# [Input data]
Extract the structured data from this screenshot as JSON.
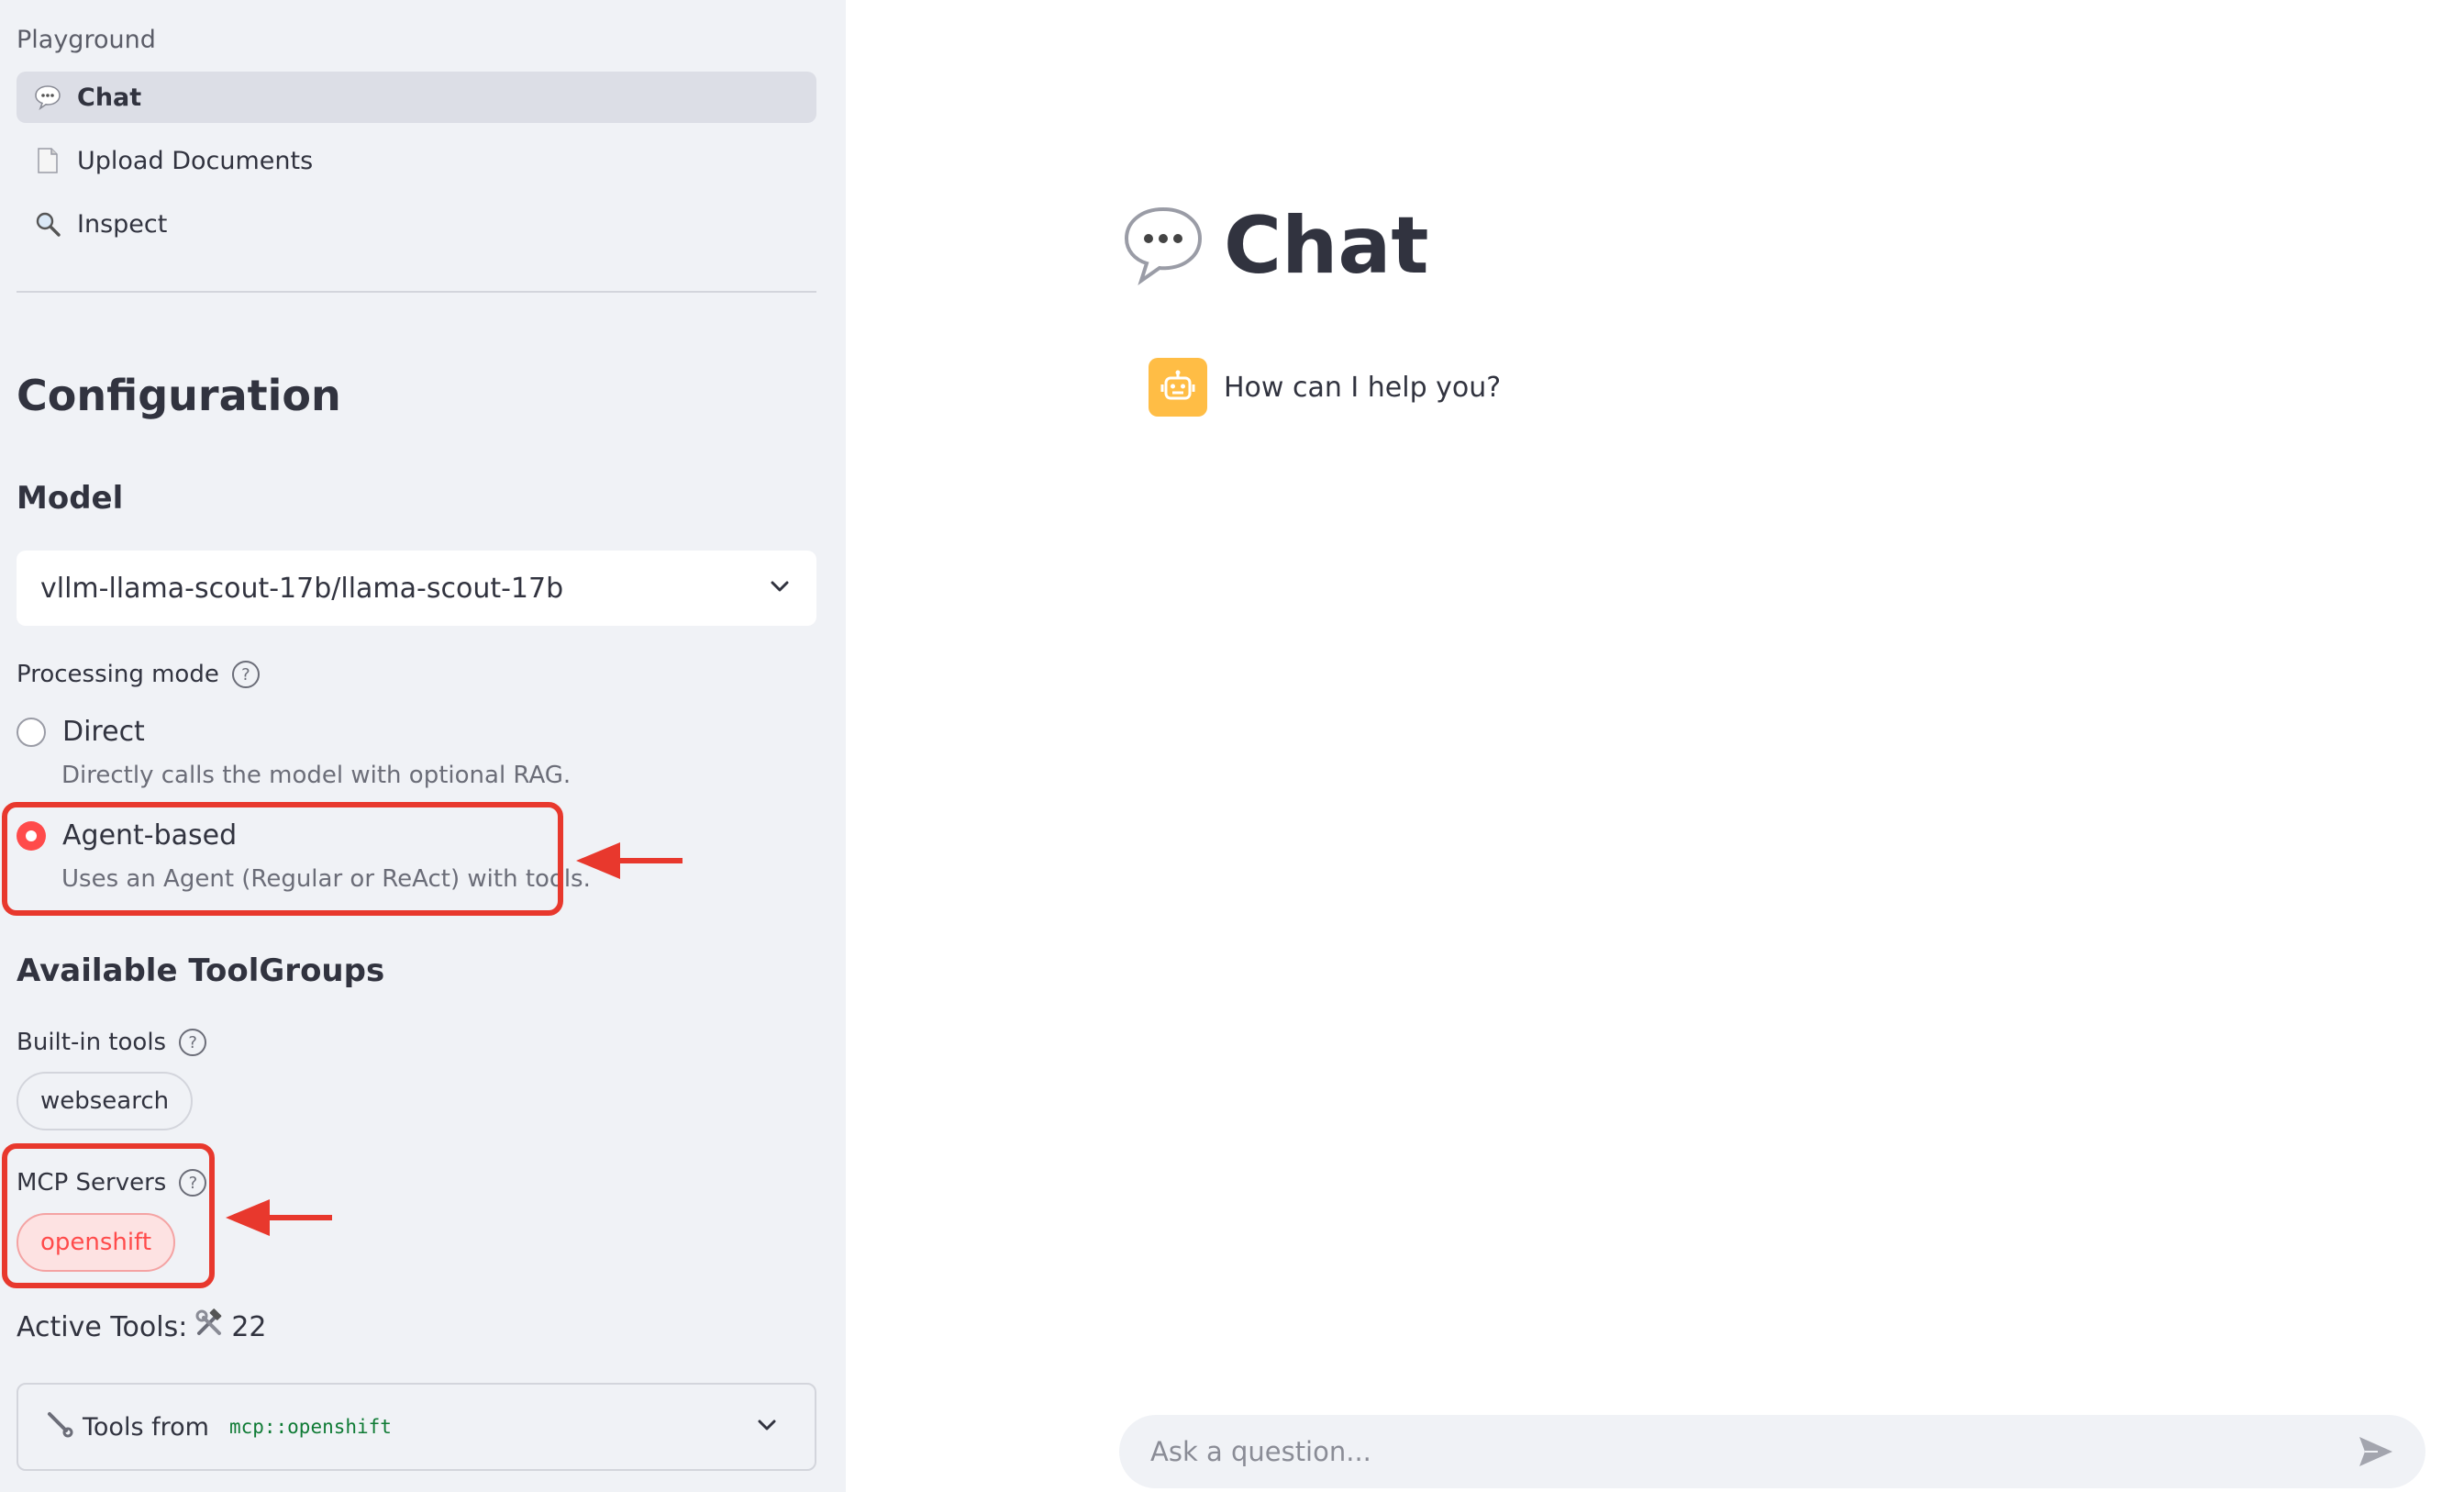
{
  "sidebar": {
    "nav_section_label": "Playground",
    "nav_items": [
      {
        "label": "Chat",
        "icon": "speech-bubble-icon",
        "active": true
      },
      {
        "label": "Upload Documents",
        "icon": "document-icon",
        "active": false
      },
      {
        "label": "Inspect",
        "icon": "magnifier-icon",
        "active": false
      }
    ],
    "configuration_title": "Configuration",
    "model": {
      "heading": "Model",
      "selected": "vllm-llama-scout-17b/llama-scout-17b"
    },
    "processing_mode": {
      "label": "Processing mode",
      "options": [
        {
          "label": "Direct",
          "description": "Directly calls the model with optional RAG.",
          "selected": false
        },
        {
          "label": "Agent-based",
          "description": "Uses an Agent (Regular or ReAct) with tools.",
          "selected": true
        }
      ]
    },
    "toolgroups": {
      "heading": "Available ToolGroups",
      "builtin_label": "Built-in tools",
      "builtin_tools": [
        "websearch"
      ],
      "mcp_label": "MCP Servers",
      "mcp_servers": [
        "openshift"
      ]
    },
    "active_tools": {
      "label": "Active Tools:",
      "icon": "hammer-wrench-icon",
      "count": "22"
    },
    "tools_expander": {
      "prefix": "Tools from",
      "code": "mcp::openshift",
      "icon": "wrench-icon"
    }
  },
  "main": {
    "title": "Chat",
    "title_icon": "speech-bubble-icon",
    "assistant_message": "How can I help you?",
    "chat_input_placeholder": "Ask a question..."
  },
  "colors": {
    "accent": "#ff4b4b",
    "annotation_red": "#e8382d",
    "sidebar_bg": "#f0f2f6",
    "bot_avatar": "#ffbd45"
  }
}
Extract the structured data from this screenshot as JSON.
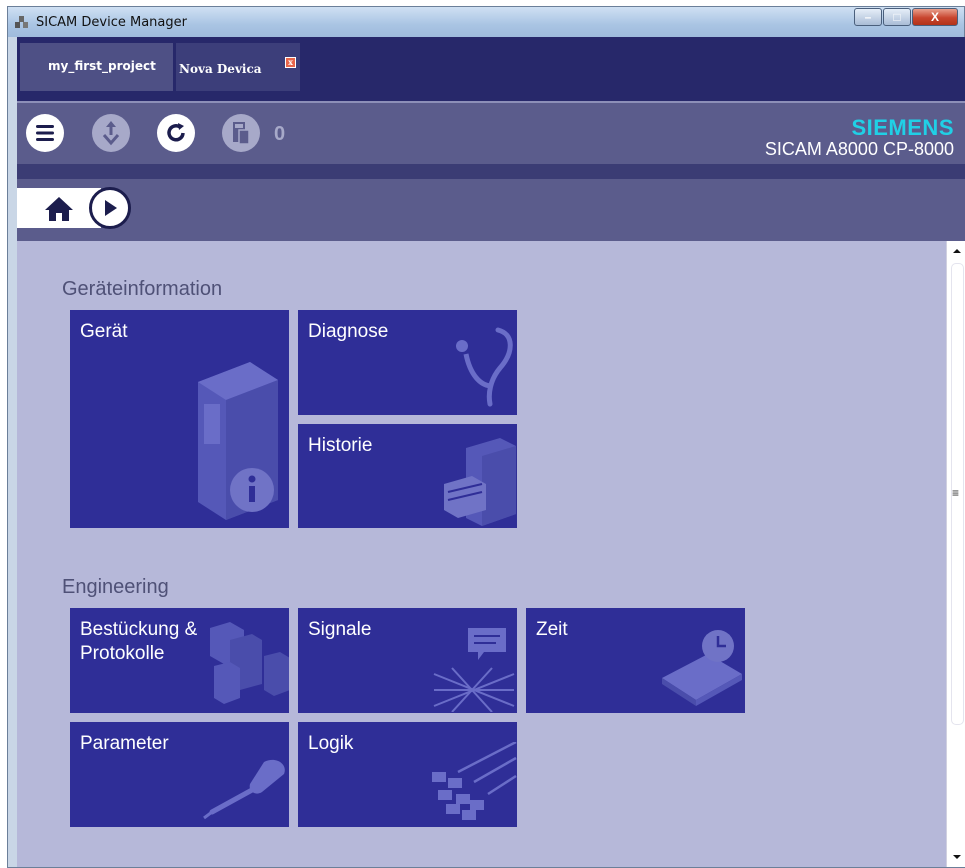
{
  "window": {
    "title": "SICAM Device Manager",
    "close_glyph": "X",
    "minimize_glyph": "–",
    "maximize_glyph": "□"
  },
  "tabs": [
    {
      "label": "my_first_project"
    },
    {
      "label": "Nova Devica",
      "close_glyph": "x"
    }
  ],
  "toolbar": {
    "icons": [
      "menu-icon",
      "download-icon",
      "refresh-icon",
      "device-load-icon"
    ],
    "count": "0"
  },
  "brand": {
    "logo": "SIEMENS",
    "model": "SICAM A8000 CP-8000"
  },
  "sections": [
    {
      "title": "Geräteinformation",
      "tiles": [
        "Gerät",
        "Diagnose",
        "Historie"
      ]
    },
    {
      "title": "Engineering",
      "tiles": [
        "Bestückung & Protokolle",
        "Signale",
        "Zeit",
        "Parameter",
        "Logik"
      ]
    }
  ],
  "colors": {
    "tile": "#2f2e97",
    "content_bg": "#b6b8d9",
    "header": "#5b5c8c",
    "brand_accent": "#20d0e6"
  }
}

# [Work to do]
Return the listing above unchanged, apart from dropping its pictures.

# [Answer to the task]
Extract the structured data from this screenshot as JSON.
{
  "sidebar": {
    "nav_section_label": "Playground",
    "nav_items": [
      {
        "label": "Chat",
        "icon": "speech-bubble-icon",
        "active": true
      },
      {
        "label": "Upload Documents",
        "icon": "document-icon",
        "active": false
      },
      {
        "label": "Inspect",
        "icon": "magnifier-icon",
        "active": false
      }
    ],
    "configuration_title": "Configuration",
    "model": {
      "heading": "Model",
      "selected": "vllm-llama-scout-17b/llama-scout-17b"
    },
    "processing_mode": {
      "label": "Processing mode",
      "options": [
        {
          "label": "Direct",
          "description": "Directly calls the model with optional RAG.",
          "selected": false
        },
        {
          "label": "Agent-based",
          "description": "Uses an Agent (Regular or ReAct) with tools.",
          "selected": true
        }
      ]
    },
    "toolgroups": {
      "heading": "Available ToolGroups",
      "builtin_label": "Built-in tools",
      "builtin_tools": [
        "websearch"
      ],
      "mcp_label": "MCP Servers",
      "mcp_servers": [
        "openshift"
      ]
    },
    "active_tools": {
      "label": "Active Tools:",
      "icon": "hammer-wrench-icon",
      "count": "22"
    },
    "tools_expander": {
      "prefix": "Tools from",
      "code": "mcp::openshift",
      "icon": "wrench-icon"
    }
  },
  "main": {
    "title": "Chat",
    "title_icon": "speech-bubble-icon",
    "assistant_message": "How can I help you?",
    "chat_input_placeholder": "Ask a question..."
  },
  "colors": {
    "accent": "#ff4b4b",
    "annotation_red": "#e8382d",
    "sidebar_bg": "#f0f2f6",
    "bot_avatar": "#ffbd45"
  }
}
Extract the structured data from this screenshot as JSON.
{
  "window": {
    "title": "SICAM Device Manager",
    "close_glyph": "X",
    "minimize_glyph": "–",
    "maximize_glyph": "□"
  },
  "tabs": [
    {
      "label": "my_first_project"
    },
    {
      "label": "Nova Devica",
      "close_glyph": "x"
    }
  ],
  "toolbar": {
    "icons": [
      "menu-icon",
      "download-icon",
      "refresh-icon",
      "device-load-icon"
    ],
    "count": "0"
  },
  "brand": {
    "logo": "SIEMENS",
    "model": "SICAM A8000 CP-8000"
  },
  "sections": [
    {
      "title": "Geräteinformation",
      "tiles": [
        "Gerät",
        "Diagnose",
        "Historie"
      ]
    },
    {
      "title": "Engineering",
      "tiles": [
        "Bestückung & Protokolle",
        "Signale",
        "Zeit",
        "Parameter",
        "Logik"
      ]
    }
  ],
  "colors": {
    "tile": "#2f2e97",
    "content_bg": "#b6b8d9",
    "header": "#5b5c8c",
    "brand_accent": "#20d0e6"
  }
}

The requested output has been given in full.